(Task goal):
Pick out the lines below that include the string "caso".

## Start

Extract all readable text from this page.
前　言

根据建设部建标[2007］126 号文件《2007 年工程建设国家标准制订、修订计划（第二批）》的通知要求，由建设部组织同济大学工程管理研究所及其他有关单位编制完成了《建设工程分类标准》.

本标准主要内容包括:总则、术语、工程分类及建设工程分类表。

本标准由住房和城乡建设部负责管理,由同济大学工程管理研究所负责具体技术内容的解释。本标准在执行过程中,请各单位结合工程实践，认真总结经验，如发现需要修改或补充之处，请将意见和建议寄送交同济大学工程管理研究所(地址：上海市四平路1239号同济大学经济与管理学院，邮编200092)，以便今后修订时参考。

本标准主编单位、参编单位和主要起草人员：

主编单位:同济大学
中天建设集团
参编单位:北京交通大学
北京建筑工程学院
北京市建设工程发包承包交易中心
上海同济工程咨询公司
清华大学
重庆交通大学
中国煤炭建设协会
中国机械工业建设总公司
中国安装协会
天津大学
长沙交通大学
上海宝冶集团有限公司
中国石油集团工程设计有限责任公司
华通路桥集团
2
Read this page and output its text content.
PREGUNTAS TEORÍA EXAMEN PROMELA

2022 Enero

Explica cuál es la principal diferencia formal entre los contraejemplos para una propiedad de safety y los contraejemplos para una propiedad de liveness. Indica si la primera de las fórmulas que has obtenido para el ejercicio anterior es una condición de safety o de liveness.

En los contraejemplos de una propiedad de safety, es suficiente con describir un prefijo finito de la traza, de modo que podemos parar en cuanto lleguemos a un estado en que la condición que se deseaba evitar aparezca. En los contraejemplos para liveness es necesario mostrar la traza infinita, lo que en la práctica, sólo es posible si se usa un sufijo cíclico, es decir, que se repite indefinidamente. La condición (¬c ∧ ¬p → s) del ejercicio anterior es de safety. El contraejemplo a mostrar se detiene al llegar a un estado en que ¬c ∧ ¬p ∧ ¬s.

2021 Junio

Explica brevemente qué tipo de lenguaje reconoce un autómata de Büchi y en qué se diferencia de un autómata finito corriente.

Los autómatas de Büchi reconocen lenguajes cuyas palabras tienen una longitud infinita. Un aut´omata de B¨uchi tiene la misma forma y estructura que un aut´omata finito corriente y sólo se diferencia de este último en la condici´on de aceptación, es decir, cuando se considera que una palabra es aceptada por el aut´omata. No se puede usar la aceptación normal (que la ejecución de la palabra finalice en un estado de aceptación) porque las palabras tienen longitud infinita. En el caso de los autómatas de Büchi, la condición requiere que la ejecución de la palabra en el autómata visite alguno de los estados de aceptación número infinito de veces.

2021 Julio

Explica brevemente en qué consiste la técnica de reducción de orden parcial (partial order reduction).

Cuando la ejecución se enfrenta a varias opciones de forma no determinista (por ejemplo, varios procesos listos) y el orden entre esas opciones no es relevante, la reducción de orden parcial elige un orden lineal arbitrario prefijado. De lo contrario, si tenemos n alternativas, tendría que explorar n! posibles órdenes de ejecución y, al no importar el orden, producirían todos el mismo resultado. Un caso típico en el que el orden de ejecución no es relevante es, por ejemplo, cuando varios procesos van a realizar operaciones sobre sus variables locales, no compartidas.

## End

(Written response):
Los autómatas de Büchi reconocen lenguajes cuyas palabras tienen una longitud infinita. Un aut´omata de B¨uchi tiene la misma forma y estructura que un aut´omata finito corriente y sólo se diferencia de este último en la condici´on de aceptación, es decir, cuando se considera que una palabra es aceptada por el aut´omata. No se puede usar la aceptación normal (que la ejecución de la palabra finalice en un estado de aceptación) porque las palabras tienen longitud infinita. En el caso de los autómatas de Büchi, la condición requiere que la ejecución de la palabra en el autómata visite alguno de los estados de aceptación número infinito de veces.
Cuando la ejecución se enfrenta a varias opciones de forma no determinista (por ejemplo, varios procesos listos) y el orden entre esas opciones no es relevante, la reducción de orden parcial elige un orden lineal arbitrario prefijado. De lo contrario, si tenemos n alternativas, tendría que explorar n! posibles órdenes de ejecución y, al no importar el orden, producirían todos el mismo resultado. Un caso típico en el que el orden de ejecución no es relevante es, por ejemplo, cuando varios procesos van a realizar operaciones sobre sus variables locales, no compartidas.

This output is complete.